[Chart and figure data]
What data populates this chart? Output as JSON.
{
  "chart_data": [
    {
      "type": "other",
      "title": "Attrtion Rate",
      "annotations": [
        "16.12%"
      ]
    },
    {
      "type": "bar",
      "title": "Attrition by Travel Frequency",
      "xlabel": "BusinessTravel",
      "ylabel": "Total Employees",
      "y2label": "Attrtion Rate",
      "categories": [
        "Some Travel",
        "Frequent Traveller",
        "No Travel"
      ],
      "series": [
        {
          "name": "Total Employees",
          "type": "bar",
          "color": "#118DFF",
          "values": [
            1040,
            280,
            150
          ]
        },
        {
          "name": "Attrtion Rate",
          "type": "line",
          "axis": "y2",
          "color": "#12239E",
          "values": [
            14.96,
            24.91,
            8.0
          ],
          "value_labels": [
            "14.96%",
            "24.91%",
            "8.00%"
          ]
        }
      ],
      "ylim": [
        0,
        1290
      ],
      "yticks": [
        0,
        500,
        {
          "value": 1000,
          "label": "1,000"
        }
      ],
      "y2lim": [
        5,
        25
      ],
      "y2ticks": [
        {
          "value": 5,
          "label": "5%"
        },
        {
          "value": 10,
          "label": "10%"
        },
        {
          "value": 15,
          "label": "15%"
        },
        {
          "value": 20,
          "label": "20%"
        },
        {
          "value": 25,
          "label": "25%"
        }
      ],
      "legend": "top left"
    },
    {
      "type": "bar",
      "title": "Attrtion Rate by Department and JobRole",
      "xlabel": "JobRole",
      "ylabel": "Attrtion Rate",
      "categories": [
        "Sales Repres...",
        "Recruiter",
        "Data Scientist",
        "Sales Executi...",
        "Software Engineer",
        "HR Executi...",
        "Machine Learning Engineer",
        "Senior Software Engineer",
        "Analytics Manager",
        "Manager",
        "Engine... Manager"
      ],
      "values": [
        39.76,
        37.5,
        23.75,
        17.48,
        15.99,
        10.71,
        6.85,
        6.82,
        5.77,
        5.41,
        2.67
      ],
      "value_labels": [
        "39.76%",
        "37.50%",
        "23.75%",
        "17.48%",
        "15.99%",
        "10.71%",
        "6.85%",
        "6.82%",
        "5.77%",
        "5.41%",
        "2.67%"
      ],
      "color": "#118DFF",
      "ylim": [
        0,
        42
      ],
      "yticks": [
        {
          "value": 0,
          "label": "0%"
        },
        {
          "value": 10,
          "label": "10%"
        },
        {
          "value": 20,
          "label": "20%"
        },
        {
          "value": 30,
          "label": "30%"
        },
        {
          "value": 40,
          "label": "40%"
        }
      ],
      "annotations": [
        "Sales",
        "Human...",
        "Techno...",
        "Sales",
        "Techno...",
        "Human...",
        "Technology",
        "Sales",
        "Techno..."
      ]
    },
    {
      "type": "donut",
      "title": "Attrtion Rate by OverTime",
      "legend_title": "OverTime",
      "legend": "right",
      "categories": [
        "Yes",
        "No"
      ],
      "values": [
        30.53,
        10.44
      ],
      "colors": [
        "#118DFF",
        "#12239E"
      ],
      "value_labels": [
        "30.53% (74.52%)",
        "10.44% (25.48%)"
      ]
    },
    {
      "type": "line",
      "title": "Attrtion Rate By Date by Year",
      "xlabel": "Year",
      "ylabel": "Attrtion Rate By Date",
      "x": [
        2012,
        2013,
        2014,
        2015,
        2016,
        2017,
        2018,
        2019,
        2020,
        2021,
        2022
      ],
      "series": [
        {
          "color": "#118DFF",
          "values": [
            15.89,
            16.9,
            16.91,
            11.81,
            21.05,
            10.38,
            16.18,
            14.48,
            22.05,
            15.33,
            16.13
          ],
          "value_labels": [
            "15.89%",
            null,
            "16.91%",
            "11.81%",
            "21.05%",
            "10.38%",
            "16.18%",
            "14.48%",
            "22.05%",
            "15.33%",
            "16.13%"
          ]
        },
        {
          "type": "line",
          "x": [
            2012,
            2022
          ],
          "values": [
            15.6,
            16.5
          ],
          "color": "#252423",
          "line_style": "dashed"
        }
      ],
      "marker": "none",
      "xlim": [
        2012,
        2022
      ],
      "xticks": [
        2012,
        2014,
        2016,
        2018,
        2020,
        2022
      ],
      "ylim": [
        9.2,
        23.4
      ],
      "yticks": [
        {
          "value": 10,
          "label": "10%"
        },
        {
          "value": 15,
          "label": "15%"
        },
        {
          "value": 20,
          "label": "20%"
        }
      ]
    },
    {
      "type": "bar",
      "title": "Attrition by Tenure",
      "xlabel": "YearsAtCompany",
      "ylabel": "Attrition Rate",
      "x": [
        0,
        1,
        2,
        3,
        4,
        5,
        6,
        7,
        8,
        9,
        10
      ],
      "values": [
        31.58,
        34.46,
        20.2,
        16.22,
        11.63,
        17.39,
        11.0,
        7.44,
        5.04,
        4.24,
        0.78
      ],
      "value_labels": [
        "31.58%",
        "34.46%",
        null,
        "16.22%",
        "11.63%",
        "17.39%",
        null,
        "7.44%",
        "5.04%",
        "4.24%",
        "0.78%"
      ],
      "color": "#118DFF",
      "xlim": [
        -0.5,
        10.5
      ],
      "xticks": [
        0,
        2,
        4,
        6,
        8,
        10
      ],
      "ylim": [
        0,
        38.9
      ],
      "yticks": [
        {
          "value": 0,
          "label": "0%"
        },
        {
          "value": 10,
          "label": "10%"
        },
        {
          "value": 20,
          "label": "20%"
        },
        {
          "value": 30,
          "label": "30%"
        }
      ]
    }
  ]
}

STATED EXERCISE:
What is the number of lines in the records above that include the word "Attrtion"? Reply with that number and nothing more.

RESULT BELOW:
8